(Extracted records)
--------------------------------------------------

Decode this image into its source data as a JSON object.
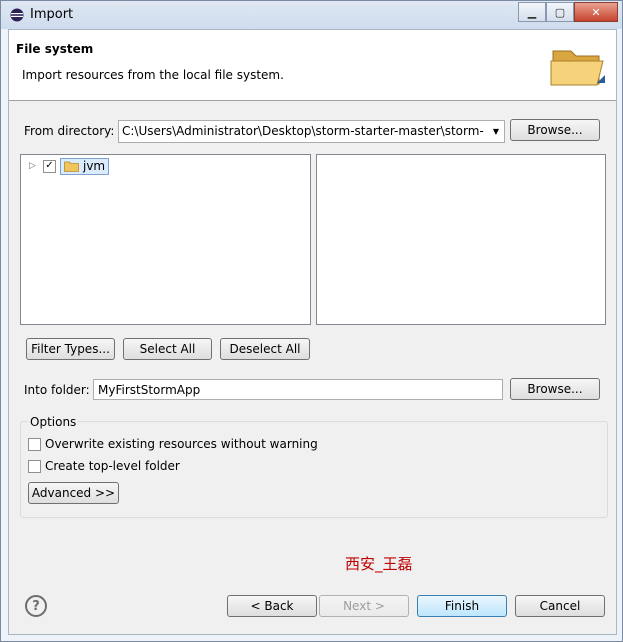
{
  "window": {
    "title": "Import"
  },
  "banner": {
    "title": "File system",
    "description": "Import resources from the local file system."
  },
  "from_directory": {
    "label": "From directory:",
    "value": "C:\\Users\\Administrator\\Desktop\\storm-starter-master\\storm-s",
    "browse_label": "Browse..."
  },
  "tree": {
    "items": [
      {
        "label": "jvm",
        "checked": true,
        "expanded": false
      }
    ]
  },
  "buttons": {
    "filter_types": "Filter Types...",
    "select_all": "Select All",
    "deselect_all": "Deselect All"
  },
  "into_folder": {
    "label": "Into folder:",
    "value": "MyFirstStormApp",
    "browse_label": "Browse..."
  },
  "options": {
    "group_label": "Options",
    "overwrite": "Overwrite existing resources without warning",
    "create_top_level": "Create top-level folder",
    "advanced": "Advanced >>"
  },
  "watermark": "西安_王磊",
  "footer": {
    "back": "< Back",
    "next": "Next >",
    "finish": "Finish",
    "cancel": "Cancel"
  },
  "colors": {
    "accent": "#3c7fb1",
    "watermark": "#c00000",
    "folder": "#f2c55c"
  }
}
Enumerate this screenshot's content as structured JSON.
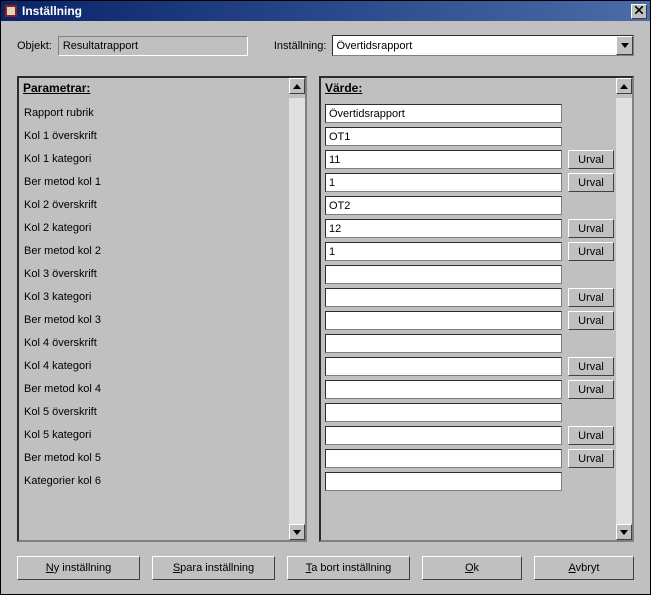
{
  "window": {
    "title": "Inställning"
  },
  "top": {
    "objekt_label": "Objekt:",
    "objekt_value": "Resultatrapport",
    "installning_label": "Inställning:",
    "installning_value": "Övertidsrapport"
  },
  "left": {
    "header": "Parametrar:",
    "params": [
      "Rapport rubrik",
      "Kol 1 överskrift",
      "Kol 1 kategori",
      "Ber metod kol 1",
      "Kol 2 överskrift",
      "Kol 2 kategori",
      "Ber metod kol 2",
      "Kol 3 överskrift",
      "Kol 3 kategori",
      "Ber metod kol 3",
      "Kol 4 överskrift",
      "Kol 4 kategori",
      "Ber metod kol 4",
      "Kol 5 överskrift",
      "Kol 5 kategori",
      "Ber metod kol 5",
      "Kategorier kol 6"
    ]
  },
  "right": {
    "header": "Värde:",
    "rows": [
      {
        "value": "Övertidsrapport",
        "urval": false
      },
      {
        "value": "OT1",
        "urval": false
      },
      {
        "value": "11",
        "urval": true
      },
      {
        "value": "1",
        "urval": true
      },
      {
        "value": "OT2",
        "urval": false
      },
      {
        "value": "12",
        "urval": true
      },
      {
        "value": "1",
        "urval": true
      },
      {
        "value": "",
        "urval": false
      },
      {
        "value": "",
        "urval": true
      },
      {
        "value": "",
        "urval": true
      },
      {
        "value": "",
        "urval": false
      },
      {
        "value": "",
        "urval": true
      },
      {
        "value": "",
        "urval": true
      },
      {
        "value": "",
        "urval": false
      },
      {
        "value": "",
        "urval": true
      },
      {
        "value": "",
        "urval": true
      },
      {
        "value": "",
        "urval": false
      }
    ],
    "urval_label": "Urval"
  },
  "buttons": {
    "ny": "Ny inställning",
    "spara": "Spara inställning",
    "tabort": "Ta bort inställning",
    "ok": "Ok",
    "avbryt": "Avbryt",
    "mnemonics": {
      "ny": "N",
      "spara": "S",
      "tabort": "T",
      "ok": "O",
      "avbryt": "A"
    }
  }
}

--------------------------------------------------

◆ What to do ◆
Pictures in the records must not appear in the copy; transcribe everything else precisely.

◆ The completed task ◆
Decode this image into its source data as a JSON object.
{
  "window": {
    "title": "Import"
  },
  "banner": {
    "title": "File system",
    "description": "Import resources from the local file system."
  },
  "from_directory": {
    "label": "From directory:",
    "value": "C:\\Users\\Administrator\\Desktop\\storm-starter-master\\storm-s",
    "browse_label": "Browse..."
  },
  "tree": {
    "items": [
      {
        "label": "jvm",
        "checked": true,
        "expanded": false
      }
    ]
  },
  "buttons": {
    "filter_types": "Filter Types...",
    "select_all": "Select All",
    "deselect_all": "Deselect All"
  },
  "into_folder": {
    "label": "Into folder:",
    "value": "MyFirstStormApp",
    "browse_label": "Browse..."
  },
  "options": {
    "group_label": "Options",
    "overwrite": "Overwrite existing resources without warning",
    "create_top_level": "Create top-level folder",
    "advanced": "Advanced >>"
  },
  "watermark": "西安_王磊",
  "footer": {
    "back": "< Back",
    "next": "Next >",
    "finish": "Finish",
    "cancel": "Cancel"
  },
  "colors": {
    "accent": "#3c7fb1",
    "watermark": "#c00000",
    "folder": "#f2c55c"
  }
}
Enumerate this screenshot's content as structured JSON.
{
  "window": {
    "title": "Inställning"
  },
  "top": {
    "objekt_label": "Objekt:",
    "objekt_value": "Resultatrapport",
    "installning_label": "Inställning:",
    "installning_value": "Övertidsrapport"
  },
  "left": {
    "header": "Parametrar:",
    "params": [
      "Rapport rubrik",
      "Kol 1 överskrift",
      "Kol 1 kategori",
      "Ber metod kol 1",
      "Kol 2 överskrift",
      "Kol 2 kategori",
      "Ber metod kol 2",
      "Kol 3 överskrift",
      "Kol 3 kategori",
      "Ber metod kol 3",
      "Kol 4 överskrift",
      "Kol 4 kategori",
      "Ber metod kol 4",
      "Kol 5 överskrift",
      "Kol 5 kategori",
      "Ber metod kol 5",
      "Kategorier kol 6"
    ]
  },
  "right": {
    "header": "Värde:",
    "rows": [
      {
        "value": "Övertidsrapport",
        "urval": false
      },
      {
        "value": "OT1",
        "urval": false
      },
      {
        "value": "11",
        "urval": true
      },
      {
        "value": "1",
        "urval": true
      },
      {
        "value": "OT2",
        "urval": false
      },
      {
        "value": "12",
        "urval": true
      },
      {
        "value": "1",
        "urval": true
      },
      {
        "value": "",
        "urval": false
      },
      {
        "value": "",
        "urval": true
      },
      {
        "value": "",
        "urval": true
      },
      {
        "value": "",
        "urval": false
      },
      {
        "value": "",
        "urval": true
      },
      {
        "value": "",
        "urval": true
      },
      {
        "value": "",
        "urval": false
      },
      {
        "value": "",
        "urval": true
      },
      {
        "value": "",
        "urval": true
      },
      {
        "value": "",
        "urval": false
      }
    ],
    "urval_label": "Urval"
  },
  "buttons": {
    "ny": "Ny inställning",
    "spara": "Spara inställning",
    "tabort": "Ta bort inställning",
    "ok": "Ok",
    "avbryt": "Avbryt",
    "mnemonics": {
      "ny": "N",
      "spara": "S",
      "tabort": "T",
      "ok": "O",
      "avbryt": "A"
    }
  }
}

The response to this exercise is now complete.